# [Instruction]
For each line that holds "data", copy the line out.

# [A run of records]
-*-

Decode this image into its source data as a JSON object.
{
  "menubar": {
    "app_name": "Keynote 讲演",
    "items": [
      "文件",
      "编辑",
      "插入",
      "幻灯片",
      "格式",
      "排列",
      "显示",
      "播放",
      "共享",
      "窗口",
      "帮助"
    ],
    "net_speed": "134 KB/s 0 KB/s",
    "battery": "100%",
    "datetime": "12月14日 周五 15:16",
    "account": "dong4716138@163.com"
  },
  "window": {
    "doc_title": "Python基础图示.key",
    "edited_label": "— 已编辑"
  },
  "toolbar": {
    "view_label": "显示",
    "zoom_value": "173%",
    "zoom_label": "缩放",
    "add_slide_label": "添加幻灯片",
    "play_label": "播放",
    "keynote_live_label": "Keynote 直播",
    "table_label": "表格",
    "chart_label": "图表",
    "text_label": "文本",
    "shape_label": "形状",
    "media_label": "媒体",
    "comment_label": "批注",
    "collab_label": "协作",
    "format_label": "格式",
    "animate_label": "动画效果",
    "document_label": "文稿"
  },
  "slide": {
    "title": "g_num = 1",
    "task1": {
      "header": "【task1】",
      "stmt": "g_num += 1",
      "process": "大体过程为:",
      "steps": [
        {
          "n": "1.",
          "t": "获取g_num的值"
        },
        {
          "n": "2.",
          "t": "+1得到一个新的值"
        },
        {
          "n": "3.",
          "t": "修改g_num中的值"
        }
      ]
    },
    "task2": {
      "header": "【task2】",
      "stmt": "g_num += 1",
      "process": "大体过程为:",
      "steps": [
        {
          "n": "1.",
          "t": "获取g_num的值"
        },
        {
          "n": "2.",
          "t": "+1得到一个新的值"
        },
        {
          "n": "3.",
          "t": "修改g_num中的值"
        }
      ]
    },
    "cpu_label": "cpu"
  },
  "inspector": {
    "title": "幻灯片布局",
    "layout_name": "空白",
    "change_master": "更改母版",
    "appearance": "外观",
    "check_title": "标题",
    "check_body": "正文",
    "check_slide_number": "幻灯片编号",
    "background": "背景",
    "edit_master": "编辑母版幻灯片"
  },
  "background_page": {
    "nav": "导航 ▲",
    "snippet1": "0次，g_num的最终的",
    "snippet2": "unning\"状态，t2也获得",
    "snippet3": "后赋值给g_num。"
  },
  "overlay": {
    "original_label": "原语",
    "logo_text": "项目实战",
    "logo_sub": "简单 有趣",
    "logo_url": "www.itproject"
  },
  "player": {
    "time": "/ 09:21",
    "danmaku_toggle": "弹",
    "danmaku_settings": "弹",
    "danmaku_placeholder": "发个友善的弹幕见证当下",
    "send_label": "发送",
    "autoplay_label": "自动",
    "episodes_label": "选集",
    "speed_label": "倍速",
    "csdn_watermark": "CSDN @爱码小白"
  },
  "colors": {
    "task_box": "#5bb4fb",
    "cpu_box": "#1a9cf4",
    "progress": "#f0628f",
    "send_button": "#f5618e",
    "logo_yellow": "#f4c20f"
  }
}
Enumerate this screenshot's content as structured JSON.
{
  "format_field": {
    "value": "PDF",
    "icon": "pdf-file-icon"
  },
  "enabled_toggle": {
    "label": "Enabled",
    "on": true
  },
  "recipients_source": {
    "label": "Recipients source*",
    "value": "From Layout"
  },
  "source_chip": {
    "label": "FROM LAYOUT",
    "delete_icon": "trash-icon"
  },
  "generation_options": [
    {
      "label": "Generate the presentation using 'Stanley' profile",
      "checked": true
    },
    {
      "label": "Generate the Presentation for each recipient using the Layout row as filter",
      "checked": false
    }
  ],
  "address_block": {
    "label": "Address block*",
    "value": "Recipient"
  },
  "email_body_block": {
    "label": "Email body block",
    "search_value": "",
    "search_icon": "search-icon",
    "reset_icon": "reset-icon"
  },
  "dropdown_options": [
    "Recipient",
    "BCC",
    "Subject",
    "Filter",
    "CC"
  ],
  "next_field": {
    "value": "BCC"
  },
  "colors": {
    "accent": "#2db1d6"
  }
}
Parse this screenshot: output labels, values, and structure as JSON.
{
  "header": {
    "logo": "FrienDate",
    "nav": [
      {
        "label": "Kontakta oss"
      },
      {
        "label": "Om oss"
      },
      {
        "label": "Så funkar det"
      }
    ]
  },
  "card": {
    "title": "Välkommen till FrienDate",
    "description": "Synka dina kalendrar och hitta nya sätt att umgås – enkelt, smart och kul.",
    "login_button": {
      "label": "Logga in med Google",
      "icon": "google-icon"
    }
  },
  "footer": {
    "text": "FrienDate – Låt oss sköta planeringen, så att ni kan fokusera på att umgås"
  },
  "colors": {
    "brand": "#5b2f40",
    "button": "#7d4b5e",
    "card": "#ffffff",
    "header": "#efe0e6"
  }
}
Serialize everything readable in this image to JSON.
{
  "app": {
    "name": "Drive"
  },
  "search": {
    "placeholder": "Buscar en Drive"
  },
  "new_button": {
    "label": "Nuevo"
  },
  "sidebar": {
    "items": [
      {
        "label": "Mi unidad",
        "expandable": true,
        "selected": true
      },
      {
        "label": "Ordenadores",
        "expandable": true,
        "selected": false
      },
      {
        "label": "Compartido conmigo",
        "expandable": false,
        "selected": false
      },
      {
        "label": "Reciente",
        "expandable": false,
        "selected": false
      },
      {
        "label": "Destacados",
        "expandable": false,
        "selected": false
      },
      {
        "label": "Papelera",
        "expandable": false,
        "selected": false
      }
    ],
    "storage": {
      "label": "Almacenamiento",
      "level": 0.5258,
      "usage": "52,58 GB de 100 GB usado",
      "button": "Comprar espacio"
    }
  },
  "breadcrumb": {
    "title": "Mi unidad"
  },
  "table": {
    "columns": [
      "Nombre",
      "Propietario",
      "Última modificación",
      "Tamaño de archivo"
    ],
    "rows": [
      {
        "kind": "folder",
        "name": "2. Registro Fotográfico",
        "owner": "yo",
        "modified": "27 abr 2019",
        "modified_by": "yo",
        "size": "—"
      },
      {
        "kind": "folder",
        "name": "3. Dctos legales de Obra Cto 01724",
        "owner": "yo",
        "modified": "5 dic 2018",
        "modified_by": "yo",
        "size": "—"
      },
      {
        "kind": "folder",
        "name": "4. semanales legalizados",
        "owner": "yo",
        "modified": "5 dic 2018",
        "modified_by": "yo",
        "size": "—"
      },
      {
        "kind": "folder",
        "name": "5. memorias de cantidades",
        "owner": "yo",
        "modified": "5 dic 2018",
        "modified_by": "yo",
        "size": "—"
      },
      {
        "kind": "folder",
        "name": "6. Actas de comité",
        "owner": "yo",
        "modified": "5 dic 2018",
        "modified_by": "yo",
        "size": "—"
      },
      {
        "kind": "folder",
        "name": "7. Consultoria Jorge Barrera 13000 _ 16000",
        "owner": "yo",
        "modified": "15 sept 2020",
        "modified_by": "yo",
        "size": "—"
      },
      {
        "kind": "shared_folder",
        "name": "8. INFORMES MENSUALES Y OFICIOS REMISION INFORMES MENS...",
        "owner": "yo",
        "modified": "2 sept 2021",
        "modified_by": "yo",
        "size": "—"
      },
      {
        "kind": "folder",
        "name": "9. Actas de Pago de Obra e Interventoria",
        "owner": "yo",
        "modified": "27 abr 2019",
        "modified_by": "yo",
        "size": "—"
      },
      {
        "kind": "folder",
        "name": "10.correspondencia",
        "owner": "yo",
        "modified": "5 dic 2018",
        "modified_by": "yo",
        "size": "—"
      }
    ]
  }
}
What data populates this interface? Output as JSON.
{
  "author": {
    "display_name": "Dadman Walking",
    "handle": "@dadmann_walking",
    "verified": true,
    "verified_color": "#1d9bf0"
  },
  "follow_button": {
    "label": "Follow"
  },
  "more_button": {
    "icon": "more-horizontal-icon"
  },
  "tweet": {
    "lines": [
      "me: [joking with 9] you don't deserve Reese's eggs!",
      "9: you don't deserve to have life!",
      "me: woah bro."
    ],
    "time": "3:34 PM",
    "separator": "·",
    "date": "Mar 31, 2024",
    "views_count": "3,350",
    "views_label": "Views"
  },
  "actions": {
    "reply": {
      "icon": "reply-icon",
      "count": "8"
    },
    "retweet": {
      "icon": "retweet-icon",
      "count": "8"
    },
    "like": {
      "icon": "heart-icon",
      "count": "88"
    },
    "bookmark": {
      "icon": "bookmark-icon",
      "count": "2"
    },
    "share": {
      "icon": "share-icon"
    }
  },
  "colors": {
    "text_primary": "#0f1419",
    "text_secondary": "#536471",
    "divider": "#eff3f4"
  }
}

-*-

# [Solution to this problem]
Decode this image into its source data as a JSON object.
What data populates this interface? Output as JSON.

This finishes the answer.